▸ **WORK TO DO**
Select, from the data, each line where "Optimus" occurs.

▸ **DATA FOR THE TASK**

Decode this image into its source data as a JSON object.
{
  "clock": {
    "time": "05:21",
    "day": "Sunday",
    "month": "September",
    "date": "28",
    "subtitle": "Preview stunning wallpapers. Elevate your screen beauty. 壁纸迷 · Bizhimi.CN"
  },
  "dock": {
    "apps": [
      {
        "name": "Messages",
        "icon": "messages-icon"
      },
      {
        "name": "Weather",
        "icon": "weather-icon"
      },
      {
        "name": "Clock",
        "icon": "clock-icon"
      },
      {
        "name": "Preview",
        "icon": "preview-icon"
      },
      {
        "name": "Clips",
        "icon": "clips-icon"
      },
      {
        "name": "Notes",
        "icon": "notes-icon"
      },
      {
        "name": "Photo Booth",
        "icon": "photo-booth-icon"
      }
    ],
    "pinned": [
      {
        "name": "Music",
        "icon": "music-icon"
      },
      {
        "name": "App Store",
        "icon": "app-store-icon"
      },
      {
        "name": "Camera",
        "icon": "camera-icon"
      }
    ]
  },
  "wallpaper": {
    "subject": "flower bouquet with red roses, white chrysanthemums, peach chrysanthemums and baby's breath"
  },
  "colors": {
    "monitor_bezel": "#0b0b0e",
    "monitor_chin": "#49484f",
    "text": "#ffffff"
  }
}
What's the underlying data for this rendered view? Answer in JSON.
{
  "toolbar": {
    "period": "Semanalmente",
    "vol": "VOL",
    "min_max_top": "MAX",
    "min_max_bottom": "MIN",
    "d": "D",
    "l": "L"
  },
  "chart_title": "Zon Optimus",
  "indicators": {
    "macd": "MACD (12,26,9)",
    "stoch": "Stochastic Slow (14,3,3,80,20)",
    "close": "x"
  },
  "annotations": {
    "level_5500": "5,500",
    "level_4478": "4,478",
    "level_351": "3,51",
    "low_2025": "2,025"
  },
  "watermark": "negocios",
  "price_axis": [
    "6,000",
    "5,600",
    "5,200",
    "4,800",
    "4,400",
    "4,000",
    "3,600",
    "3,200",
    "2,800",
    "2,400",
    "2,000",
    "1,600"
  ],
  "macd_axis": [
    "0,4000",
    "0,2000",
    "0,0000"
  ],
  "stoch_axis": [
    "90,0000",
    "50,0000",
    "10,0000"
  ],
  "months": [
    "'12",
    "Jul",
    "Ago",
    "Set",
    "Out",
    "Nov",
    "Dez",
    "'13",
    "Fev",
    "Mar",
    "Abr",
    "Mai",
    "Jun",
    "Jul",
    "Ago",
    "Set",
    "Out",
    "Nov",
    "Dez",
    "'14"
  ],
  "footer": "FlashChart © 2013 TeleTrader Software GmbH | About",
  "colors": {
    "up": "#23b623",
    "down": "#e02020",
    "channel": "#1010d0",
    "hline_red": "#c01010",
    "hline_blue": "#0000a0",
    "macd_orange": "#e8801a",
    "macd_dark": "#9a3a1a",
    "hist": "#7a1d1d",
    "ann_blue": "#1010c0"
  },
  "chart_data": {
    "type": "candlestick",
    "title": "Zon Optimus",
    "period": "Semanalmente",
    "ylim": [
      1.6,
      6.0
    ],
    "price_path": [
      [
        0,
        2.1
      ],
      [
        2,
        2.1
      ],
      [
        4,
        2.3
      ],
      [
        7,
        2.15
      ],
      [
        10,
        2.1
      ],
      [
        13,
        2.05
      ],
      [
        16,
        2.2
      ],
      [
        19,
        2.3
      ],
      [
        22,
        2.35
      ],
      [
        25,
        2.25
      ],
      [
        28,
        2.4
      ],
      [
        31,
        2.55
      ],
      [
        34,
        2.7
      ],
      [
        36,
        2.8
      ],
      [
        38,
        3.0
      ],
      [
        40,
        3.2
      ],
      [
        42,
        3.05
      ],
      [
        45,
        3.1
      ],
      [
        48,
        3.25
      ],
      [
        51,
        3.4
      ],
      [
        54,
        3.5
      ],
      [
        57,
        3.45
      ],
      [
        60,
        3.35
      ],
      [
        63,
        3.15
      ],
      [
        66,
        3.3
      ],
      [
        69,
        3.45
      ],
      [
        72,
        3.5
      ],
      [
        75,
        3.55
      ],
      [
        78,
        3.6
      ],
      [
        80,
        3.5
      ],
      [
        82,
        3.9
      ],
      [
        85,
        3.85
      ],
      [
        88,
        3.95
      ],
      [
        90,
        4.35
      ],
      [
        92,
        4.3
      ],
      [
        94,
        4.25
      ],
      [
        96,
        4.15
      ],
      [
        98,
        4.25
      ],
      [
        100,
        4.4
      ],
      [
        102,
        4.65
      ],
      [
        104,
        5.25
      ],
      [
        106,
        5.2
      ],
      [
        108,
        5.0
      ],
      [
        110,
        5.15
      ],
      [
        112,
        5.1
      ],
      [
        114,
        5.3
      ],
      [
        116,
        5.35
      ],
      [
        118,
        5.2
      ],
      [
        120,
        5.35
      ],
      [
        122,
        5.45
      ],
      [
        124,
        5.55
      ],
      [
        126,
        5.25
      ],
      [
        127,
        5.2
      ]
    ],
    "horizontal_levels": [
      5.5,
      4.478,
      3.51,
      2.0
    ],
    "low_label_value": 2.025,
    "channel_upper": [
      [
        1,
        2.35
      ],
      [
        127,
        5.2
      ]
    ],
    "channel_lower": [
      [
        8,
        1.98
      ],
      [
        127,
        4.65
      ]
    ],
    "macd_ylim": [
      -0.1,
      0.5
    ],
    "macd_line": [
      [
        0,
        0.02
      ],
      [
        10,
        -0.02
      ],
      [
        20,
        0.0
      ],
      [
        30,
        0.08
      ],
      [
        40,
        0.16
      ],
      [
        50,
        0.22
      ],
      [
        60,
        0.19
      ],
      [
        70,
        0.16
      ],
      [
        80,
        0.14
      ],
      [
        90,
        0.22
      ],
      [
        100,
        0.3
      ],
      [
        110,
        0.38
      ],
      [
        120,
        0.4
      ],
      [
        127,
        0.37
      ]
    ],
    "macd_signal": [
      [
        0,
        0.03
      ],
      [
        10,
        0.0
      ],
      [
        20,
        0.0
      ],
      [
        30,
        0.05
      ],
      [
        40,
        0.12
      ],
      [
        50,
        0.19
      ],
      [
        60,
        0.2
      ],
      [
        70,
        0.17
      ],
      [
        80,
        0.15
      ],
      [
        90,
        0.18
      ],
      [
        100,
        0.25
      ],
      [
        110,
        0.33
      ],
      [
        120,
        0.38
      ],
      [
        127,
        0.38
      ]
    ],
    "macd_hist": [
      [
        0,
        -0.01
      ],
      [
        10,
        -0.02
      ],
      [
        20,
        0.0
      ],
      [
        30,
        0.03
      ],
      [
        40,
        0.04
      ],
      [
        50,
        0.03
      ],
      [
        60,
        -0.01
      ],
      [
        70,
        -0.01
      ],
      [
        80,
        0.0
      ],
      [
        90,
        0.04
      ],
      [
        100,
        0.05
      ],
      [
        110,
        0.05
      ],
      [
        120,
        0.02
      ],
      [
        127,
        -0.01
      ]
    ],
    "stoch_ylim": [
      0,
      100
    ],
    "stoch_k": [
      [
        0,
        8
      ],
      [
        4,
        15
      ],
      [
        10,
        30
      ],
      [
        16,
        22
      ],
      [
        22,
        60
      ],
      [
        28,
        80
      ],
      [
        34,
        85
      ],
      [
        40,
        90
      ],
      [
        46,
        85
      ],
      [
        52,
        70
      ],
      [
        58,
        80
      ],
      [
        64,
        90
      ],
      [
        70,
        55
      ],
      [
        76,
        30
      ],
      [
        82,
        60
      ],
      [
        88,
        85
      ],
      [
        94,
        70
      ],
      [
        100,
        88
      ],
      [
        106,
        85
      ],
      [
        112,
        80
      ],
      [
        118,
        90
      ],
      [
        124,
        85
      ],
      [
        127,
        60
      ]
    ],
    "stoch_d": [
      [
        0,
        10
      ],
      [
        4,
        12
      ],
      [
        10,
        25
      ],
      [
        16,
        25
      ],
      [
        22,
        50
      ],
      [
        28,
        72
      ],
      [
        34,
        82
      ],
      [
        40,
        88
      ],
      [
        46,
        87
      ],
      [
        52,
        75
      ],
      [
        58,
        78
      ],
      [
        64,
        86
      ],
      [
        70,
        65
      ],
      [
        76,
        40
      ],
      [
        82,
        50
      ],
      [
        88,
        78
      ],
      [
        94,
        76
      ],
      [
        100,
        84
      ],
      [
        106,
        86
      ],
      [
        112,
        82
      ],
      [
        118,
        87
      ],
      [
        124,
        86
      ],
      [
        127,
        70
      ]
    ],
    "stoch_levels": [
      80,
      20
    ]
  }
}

▸ **PROBLEM SOLUTION**
  "chart_title": "Zon Optimus",
    "title": "Zon Optimus",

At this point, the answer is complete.